▶ Task description: In the records below, replace every "list-dash" with "list-bullet" and reproduce them otherwise unchanged. Leave the pictures out.

▶ Dataset content:

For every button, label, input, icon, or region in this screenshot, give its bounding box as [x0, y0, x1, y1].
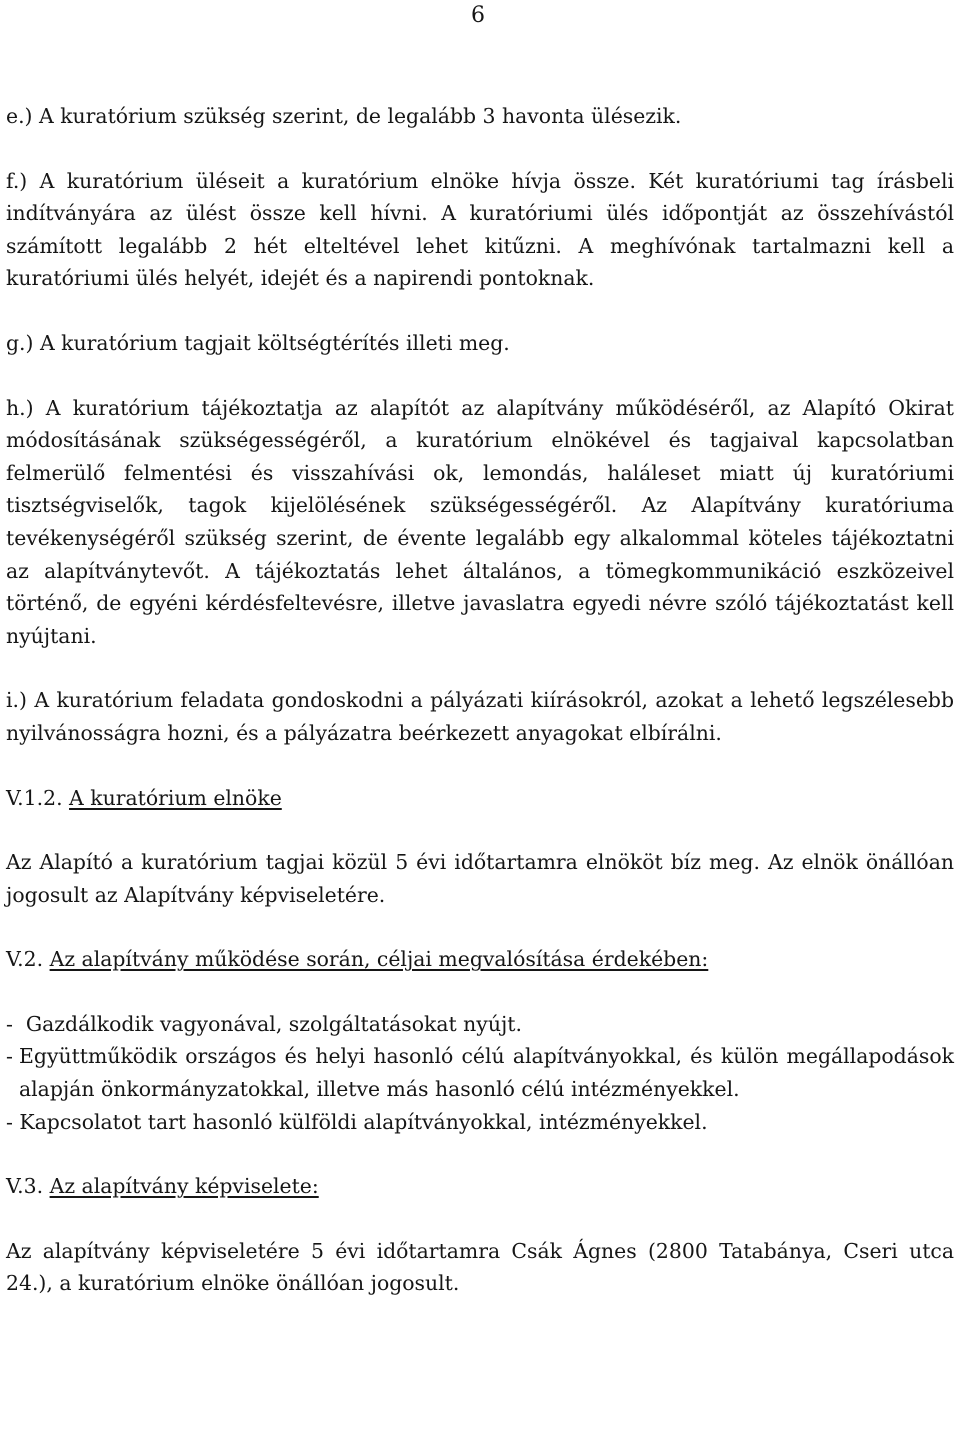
- section-v2-number: V.2.: [6, 947, 44, 972]
- paragraph-f: f.) A kuratórium üléseit a kuratórium elnöke hívja össze. Két kuratóriumi tag írásbeli indítványára az ülést össze kell hívni. A kuratóriumi ülés időpontját az összehívástól számított legalább 2 hét elteltével lehet kitűzni. A meghívónak tartalmazni kell a kuratóriumi ülés helyét, idejét és a napirendi pontoknak.: [6, 168, 954, 291]
- paragraph-g: g.) A kuratórium tagjait költségtérítés illeti meg.: [6, 330, 510, 355]
- section-v12-number: V.1.2.: [6, 785, 63, 810]
- list-dash: -: [6, 1011, 13, 1036]
- section-v3-body: Az alapítvány képviseletére 5 évi időtartamra Csák Ágnes (2800 Tatabánya, Cseri utca 24.), a kuratórium elnöke önállóan jogosult.: [6, 1238, 954, 1296]
- page-number: 6: [471, 3, 485, 28]
- section-v2-title: Az alapítvány működése során, céljai megvalósítása érdekében:: [49, 947, 709, 972]
- section-v12-body: Az Alapító a kuratórium tagjai közül 5 évi időtartamra elnököt bíz meg. Az elnök önállóan jogosult az Alapítvány képviseletére.: [6, 850, 954, 907]
- list-item-text: Gazdálkodik vagyonával, szolgáltatásokat nyújt.: [25, 1011, 522, 1036]
- list-item-text: Együttműködik országos és helyi hasonló célú alapítványokkal, és külön megállapodások alapján önkormányzatokkal, illetve más hasonló célú intézményekkel.: [19, 1044, 954, 1102]
- section-v12-title: A kuratórium elnöke: [69, 785, 282, 810]
- section-v2-heading: [6, 943, 954, 976]
- paragraph-h: h.) A kuratórium tájékoztatja az alapítót az alapítvány működéséről, az Alapító Okirat módosításának szükségességéről, a kuratórium elnökével és tagjaival kapcsolatban felmerülő felmentési és visszahívási ok, lemondás, haláleset miatt új kuratóriumi tisztségviselők, tagok kijelölésének szükségességéről. Az Alapítvány kuratóriuma tevékenységéről szükség szerint, de évente legalább egy alkalommal köteles tájékoztatni az alapítványtevőt. A tájékoztatás lehet általános, a tömegkommunikáció eszközeivel történő, de egyéni kérdésfeltevésre, illetve javaslatra egyedi névre szóló tájékoztatást kell nyújtani.: [6, 395, 954, 648]
- section-v3-title: Az alapítvány képviselete:: [49, 1174, 319, 1199]
- document-body: [6, 100, 954, 1332]
- list-dash: -: [6, 1044, 13, 1069]
- list-item-text: Kapcsolatot tart hasonló külföldi alapítványokkal, intézményekkel.: [19, 1109, 708, 1134]
- list-item: [6, 1106, 954, 1139]
- list-item: [6, 1040, 954, 1105]
- section-v12-heading: [6, 782, 954, 815]
- section-v3-number: V.3.: [6, 1174, 44, 1199]
- paragraph-e: e.) A kuratórium szükség szerint, de legalább 3 havonta ülésezik.: [6, 104, 682, 128]
- list-dash: -: [6, 1109, 13, 1134]
- list-item: [6, 1008, 954, 1041]
- section-v2-list: [6, 1008, 954, 1138]
- section-v3-heading: [6, 1170, 954, 1203]
- paragraph-i: i.) A kuratórium feladata gondoskodni a pályázati kiírásokról, azokat a lehető legszélesebb nyilvánosságra hozni, és a pályázatra beérkezett anyagokat elbírálni.: [6, 688, 954, 745]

▶ Complete answer:
For every button, label, input, icon, or region in this screenshot, give its bounding box as [x0, y0, x1, y1].
- section-v2-number: V.2.: [6, 947, 44, 972]
- paragraph-f: f.) A kuratórium üléseit a kuratórium elnöke hívja össze. Két kuratóriumi tag írásbeli indítványára az ülést össze kell hívni. A kuratóriumi ülés időpontját az összehívástól számított legalább 2 hét elteltével lehet kitűzni. A meghívónak tartalmazni kell a kuratóriumi ülés helyét, idejét és a napirendi pontoknak.: [6, 168, 954, 291]
- paragraph-g: g.) A kuratórium tagjait költségtérítés illeti meg.: [6, 330, 510, 355]
- section-v12-number: V.1.2.: [6, 785, 63, 810]
- list-bullet: -: [6, 1011, 13, 1036]
- section-v3-body: Az alapítvány képviseletére 5 évi időtartamra Csák Ágnes (2800 Tatabánya, Cseri utca 24.), a kuratórium elnöke önállóan jogosult.: [6, 1238, 954, 1296]
- page-number: 6: [471, 3, 485, 28]
- section-v2-title: Az alapítvány működése során, céljai megvalósítása érdekében:: [49, 947, 709, 972]
- section-v12-body: Az Alapító a kuratórium tagjai közül 5 évi időtartamra elnököt bíz meg. Az elnök önállóan jogosult az Alapítvány képviseletére.: [6, 850, 954, 907]
- list-item-text: Gazdálkodik vagyonával, szolgáltatásokat nyújt.: [25, 1011, 522, 1036]
- list-item-text: Együttműködik országos és helyi hasonló célú alapítványokkal, és külön megállapodások alapján önkormányzatokkal, illetve más hasonló célú intézményekkel.: [19, 1044, 954, 1102]
- section-v12-title: A kuratórium elnöke: [69, 785, 282, 810]
- section-v2-heading: [6, 943, 954, 976]
- paragraph-h: h.) A kuratórium tájékoztatja az alapítót az alapítvány működéséről, az Alapító Okirat módosításának szükségességéről, a kuratórium elnökével és tagjaival kapcsolatban felmerülő felmentési és visszahívási ok, lemondás, haláleset miatt új kuratóriumi tisztségviselők, tagok kijelölésének szükségességéről. Az Alapítvány kuratóriuma tevékenységéről szükség szerint, de évente legalább egy alkalommal köteles tájékoztatni az alapítványtevőt. A tájékoztatás lehet általános, a tömegkommunikáció eszközeivel történő, de egyéni kérdésfeltevésre, illetve javaslatra egyedi névre szóló tájékoztatást kell nyújtani.: [6, 395, 954, 648]
- section-v3-title: Az alapítvány képviselete:: [49, 1174, 319, 1199]
- document-body: [6, 100, 954, 1332]
- list-bullet: -: [6, 1044, 13, 1069]
- list-item-text: Kapcsolatot tart hasonló külföldi alapítványokkal, intézményekkel.: [19, 1109, 708, 1134]
- list-item: [6, 1106, 954, 1139]
- list-item: [6, 1040, 954, 1105]
- section-v12-heading: [6, 782, 954, 815]
- section-v3-number: V.3.: [6, 1174, 44, 1199]
- paragraph-e: e.) A kuratórium szükség szerint, de legalább 3 havonta ülésezik.: [6, 104, 682, 128]
- list-bullet: -: [6, 1109, 13, 1134]
- list-item: [6, 1008, 954, 1041]
- section-v2-list: [6, 1008, 954, 1138]
- section-v3-heading: [6, 1170, 954, 1203]
- paragraph-i: i.) A kuratórium feladata gondoskodni a pályázati kiírásokról, azokat a lehető legszélesebb nyilvánosságra hozni, és a pályázatra beérkezett anyagokat elbírálni.: [6, 688, 954, 745]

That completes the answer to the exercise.